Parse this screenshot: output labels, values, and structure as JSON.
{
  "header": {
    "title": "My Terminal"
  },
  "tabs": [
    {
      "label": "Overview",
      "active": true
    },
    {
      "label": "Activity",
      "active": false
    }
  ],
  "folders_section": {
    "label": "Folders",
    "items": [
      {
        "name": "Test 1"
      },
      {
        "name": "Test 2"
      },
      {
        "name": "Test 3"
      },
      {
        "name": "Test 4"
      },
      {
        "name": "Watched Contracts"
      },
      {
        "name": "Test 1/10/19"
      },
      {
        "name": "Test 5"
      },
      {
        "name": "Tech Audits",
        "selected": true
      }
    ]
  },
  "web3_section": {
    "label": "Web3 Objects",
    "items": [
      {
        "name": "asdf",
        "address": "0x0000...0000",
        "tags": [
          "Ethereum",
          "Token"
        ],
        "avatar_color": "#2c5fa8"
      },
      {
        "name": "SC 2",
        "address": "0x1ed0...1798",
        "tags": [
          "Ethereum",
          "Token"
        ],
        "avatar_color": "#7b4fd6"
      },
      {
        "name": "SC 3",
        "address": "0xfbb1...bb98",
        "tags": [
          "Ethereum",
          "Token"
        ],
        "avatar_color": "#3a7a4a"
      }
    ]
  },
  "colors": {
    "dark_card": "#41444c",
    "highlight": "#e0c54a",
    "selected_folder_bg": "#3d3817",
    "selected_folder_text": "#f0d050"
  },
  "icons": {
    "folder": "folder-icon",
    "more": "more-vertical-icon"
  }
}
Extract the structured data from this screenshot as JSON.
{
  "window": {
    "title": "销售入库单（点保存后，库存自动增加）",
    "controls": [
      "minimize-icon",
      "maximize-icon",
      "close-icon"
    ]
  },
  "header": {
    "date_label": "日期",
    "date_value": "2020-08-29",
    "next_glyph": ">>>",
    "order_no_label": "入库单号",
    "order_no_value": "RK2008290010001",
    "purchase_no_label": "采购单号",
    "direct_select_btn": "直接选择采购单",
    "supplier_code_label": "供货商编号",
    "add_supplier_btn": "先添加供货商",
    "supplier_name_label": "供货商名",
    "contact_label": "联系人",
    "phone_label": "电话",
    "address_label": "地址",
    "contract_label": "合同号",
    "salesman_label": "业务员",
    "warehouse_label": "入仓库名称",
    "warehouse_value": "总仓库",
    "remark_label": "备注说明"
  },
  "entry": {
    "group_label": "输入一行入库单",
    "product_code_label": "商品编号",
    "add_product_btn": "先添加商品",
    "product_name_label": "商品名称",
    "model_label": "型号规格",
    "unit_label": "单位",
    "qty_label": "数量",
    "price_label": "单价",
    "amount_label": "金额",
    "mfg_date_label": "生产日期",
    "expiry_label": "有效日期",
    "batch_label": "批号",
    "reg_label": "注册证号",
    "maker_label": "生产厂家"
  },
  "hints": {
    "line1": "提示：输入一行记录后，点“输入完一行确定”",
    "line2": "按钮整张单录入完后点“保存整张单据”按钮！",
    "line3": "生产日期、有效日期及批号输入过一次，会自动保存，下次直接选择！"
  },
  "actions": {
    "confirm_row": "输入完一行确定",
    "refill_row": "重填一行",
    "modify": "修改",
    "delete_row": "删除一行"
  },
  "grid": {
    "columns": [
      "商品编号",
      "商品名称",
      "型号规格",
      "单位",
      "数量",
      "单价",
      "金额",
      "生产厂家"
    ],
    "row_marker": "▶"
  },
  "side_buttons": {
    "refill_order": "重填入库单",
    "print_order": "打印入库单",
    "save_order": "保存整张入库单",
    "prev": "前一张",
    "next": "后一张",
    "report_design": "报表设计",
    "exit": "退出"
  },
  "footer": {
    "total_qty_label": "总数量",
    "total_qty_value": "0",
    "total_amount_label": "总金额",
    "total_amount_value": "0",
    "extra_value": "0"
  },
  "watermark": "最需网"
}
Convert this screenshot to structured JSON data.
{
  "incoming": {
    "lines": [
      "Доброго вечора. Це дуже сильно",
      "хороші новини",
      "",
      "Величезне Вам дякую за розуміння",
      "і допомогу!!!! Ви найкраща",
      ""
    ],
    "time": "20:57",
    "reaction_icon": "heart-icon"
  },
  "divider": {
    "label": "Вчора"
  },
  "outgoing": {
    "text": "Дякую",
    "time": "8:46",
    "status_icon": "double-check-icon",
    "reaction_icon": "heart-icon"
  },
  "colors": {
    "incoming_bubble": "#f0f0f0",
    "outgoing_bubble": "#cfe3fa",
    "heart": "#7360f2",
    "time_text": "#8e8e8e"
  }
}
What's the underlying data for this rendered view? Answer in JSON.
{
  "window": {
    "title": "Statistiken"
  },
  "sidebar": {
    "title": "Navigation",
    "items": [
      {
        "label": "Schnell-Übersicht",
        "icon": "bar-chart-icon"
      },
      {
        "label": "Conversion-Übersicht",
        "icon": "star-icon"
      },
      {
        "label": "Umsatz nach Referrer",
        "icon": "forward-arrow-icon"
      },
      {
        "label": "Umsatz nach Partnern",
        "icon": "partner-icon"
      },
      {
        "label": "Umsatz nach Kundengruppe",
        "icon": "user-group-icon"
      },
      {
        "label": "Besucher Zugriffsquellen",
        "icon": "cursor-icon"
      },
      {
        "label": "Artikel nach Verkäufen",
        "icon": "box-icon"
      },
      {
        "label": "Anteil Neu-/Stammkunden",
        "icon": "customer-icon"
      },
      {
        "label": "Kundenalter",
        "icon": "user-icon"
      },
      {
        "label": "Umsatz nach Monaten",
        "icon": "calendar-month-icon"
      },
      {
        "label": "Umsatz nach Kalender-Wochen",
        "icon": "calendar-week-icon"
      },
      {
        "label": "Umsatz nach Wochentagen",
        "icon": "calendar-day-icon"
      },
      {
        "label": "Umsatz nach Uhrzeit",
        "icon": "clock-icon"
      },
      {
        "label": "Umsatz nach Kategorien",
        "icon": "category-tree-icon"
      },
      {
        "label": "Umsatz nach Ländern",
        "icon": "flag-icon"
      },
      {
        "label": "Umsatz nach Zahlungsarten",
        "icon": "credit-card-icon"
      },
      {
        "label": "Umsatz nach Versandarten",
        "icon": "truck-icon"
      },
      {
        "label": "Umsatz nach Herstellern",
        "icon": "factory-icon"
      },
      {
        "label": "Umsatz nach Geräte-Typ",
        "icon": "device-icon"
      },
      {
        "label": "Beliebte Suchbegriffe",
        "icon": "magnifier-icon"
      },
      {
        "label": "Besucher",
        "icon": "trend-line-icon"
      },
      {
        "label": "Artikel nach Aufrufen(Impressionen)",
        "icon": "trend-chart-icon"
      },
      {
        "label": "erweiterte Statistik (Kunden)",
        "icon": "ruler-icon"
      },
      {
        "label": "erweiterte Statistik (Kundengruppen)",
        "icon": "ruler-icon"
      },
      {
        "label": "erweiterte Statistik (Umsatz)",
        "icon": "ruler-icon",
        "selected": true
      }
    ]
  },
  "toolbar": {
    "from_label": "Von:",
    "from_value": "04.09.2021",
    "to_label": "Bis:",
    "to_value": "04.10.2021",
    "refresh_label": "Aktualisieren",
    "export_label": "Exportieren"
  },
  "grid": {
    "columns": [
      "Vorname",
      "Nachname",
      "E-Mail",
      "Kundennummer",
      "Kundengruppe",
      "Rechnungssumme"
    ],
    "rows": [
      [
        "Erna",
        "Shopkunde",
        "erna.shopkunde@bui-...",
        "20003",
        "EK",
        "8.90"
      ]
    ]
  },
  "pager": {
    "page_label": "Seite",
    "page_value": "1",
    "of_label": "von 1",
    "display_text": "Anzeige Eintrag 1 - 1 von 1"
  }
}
================
AIM »
Repeat the data precisely, reproducing every entry.

CORRECT RESPONSE »
Parse this screenshot: output labels, values, and structure as JSON.
{
  "header": {
    "title": "My Terminal"
  },
  "tabs": [
    {
      "label": "Overview",
      "active": true
    },
    {
      "label": "Activity",
      "active": false
    }
  ],
  "folders_section": {
    "label": "Folders",
    "items": [
      {
        "name": "Test 1"
      },
      {
        "name": "Test 2"
      },
      {
        "name": "Test 3"
      },
      {
        "name": "Test 4"
      },
      {
        "name": "Watched Contracts"
      },
      {
        "name": "Test 1/10/19"
      },
      {
        "name": "Test 5"
      },
      {
        "name": "Tech Audits",
        "selected": true
      }
    ]
  },
  "web3_section": {
    "label": "Web3 Objects",
    "items": [
      {
        "name": "asdf",
        "address": "0x0000...0000",
        "tags": [
          "Ethereum",
          "Token"
        ],
        "avatar_color": "#2c5fa8"
      },
      {
        "name": "SC 2",
        "address": "0x1ed0...1798",
        "tags": [
          "Ethereum",
          "Token"
        ],
        "avatar_color": "#7b4fd6"
      },
      {
        "name": "SC 3",
        "address": "0xfbb1...bb98",
        "tags": [
          "Ethereum",
          "Token"
        ],
        "avatar_color": "#3a7a4a"
      }
    ]
  },
  "colors": {
    "dark_card": "#41444c",
    "highlight": "#e0c54a",
    "selected_folder_bg": "#3d3817",
    "selected_folder_text": "#f0d050"
  },
  "icons": {
    "folder": "folder-icon",
    "more": "more-vertical-icon"
  }
}
Extract the structured data from this screenshot as JSON.
{
  "window": {
    "title": "销售入库单（点保存后，库存自动增加）",
    "controls": [
      "minimize-icon",
      "maximize-icon",
      "close-icon"
    ]
  },
  "header": {
    "date_label": "日期",
    "date_value": "2020-08-29",
    "next_glyph": ">>>",
    "order_no_label": "入库单号",
    "order_no_value": "RK2008290010001",
    "purchase_no_label": "采购单号",
    "direct_select_btn": "直接选择采购单",
    "supplier_code_label": "供货商编号",
    "add_supplier_btn": "先添加供货商",
    "supplier_name_label": "供货商名",
    "contact_label": "联系人",
    "phone_label": "电话",
    "address_label": "地址",
    "contract_label": "合同号",
    "salesman_label": "业务员",
    "warehouse_label": "入仓库名称",
    "warehouse_value": "总仓库",
    "remark_label": "备注说明"
  },
  "entry": {
    "group_label": "输入一行入库单",
    "product_code_label": "商品编号",
    "add_product_btn": "先添加商品",
    "product_name_label": "商品名称",
    "model_label": "型号规格",
    "unit_label": "单位",
    "qty_label": "数量",
    "price_label": "单价",
    "amount_label": "金额",
    "mfg_date_label": "生产日期",
    "expiry_label": "有效日期",
    "batch_label": "批号",
    "reg_label": "注册证号",
    "maker_label": "生产厂家"
  },
  "hints": {
    "line1": "提示：输入一行记录后，点“输入完一行确定”",
    "line2": "按钮整张单录入完后点“保存整张单据”按钮！",
    "line3": "生产日期、有效日期及批号输入过一次，会自动保存，下次直接选择！"
  },
  "actions": {
    "confirm_row": "输入完一行确定",
    "refill_row": "重填一行",
    "modify": "修改",
    "delete_row": "删除一行"
  },
  "grid": {
    "columns": [
      "商品编号",
      "商品名称",
      "型号规格",
      "单位",
      "数量",
      "单价",
      "金额",
      "生产厂家"
    ],
    "row_marker": "▶"
  },
  "side_buttons": {
    "refill_order": "重填入库单",
    "print_order": "打印入库单",
    "save_order": "保存整张入库单",
    "prev": "前一张",
    "next": "后一张",
    "report_design": "报表设计",
    "exit": "退出"
  },
  "footer": {
    "total_qty_label": "总数量",
    "total_qty_value": "0",
    "total_amount_label": "总金额",
    "total_amount_value": "0",
    "extra_value": "0"
  },
  "watermark": "最需网"
}
Convert this screenshot to structured JSON data.
{
  "incoming": {
    "lines": [
      "Доброго вечора. Це дуже сильно",
      "хороші новини",
      "",
      "Величезне Вам дякую за розуміння",
      "і допомогу!!!! Ви найкраща",
      ""
    ],
    "time": "20:57",
    "reaction_icon": "heart-icon"
  },
  "divider": {
    "label": "Вчора"
  },
  "outgoing": {
    "text": "Дякую",
    "time": "8:46",
    "status_icon": "double-check-icon",
    "reaction_icon": "heart-icon"
  },
  "colors": {
    "incoming_bubble": "#f0f0f0",
    "outgoing_bubble": "#cfe3fa",
    "heart": "#7360f2",
    "time_text": "#8e8e8e"
  }
}
What's the underlying data for this rendered view? Answer in JSON.
{
  "window": {
    "title": "Statistiken"
  },
  "sidebar": {
    "title": "Navigation",
    "items": [
      {
        "label": "Schnell-Übersicht",
        "icon": "bar-chart-icon"
      },
      {
        "label": "Conversion-Übersicht",
        "icon": "star-icon"
      },
      {
        "label": "Umsatz nach Referrer",
        "icon": "forward-arrow-icon"
      },
      {
        "label": "Umsatz nach Partnern",
        "icon": "partner-icon"
      },
      {
        "label": "Umsatz nach Kundengruppe",
        "icon": "user-group-icon"
      },
      {
        "label": "Besucher Zugriffsquellen",
        "icon": "cursor-icon"
      },
      {
        "label": "Artikel nach Verkäufen",
        "icon": "box-icon"
      },
      {
        "label": "Anteil Neu-/Stammkunden",
        "icon": "customer-icon"
      },
      {
        "label": "Kundenalter",
        "icon": "user-icon"
      },
      {
        "label": "Umsatz nach Monaten",
        "icon": "calendar-month-icon"
      },
      {
        "label": "Umsatz nach Kalender-Wochen",
        "icon": "calendar-week-icon"
      },
      {
        "label": "Umsatz nach Wochentagen",
        "icon": "calendar-day-icon"
      },
      {
        "label": "Umsatz nach Uhrzeit",
        "icon": "clock-icon"
      },
      {
        "label": "Umsatz nach Kategorien",
        "icon": "category-tree-icon"
      },
      {
        "label": "Umsatz nach Ländern",
        "icon": "flag-icon"
      },
      {
        "label": "Umsatz nach Zahlungsarten",
        "icon": "credit-card-icon"
      },
      {
        "label": "Umsatz nach Versandarten",
        "icon": "truck-icon"
      },
      {
        "label": "Umsatz nach Herstellern",
        "icon": "factory-icon"
      },
      {
        "label": "Umsatz nach Geräte-Typ",
        "icon": "device-icon"
      },
      {
        "label": "Beliebte Suchbegriffe",
        "icon": "magnifier-icon"
      },
      {
        "label": "Besucher",
        "icon": "trend-line-icon"
      },
      {
        "label": "Artikel nach Aufrufen(Impressionen)",
        "icon": "trend-chart-icon"
      },
      {
        "label": "erweiterte Statistik (Kunden)",
        "icon": "ruler-icon"
      },
      {
        "label": "erweiterte Statistik (Kundengruppen)",
        "icon": "ruler-icon"
      },
      {
        "label": "erweiterte Statistik (Umsatz)",
        "icon": "ruler-icon",
        "selected": true
      }
    ]
  },
  "toolbar": {
    "from_label": "Von:",
    "from_value": "04.09.2021",
    "to_label": "Bis:",
    "to_value": "04.10.2021",
    "refresh_label": "Aktualisieren",
    "export_label": "Exportieren"
  },
  "grid": {
    "columns": [
      "Vorname",
      "Nachname",
      "E-Mail",
      "Kundennummer",
      "Kundengruppe",
      "Rechnungssumme"
    ],
    "rows": [
      [
        "Erna",
        "Shopkunde",
        "erna.shopkunde@bui-...",
        "20003",
        "EK",
        "8.90"
      ]
    ]
  },
  "pager": {
    "page_label": "Seite",
    "page_value": "1",
    "of_label": "von 1",
    "display_text": "Anzeige Eintrag 1 - 1 von 1"
  }
}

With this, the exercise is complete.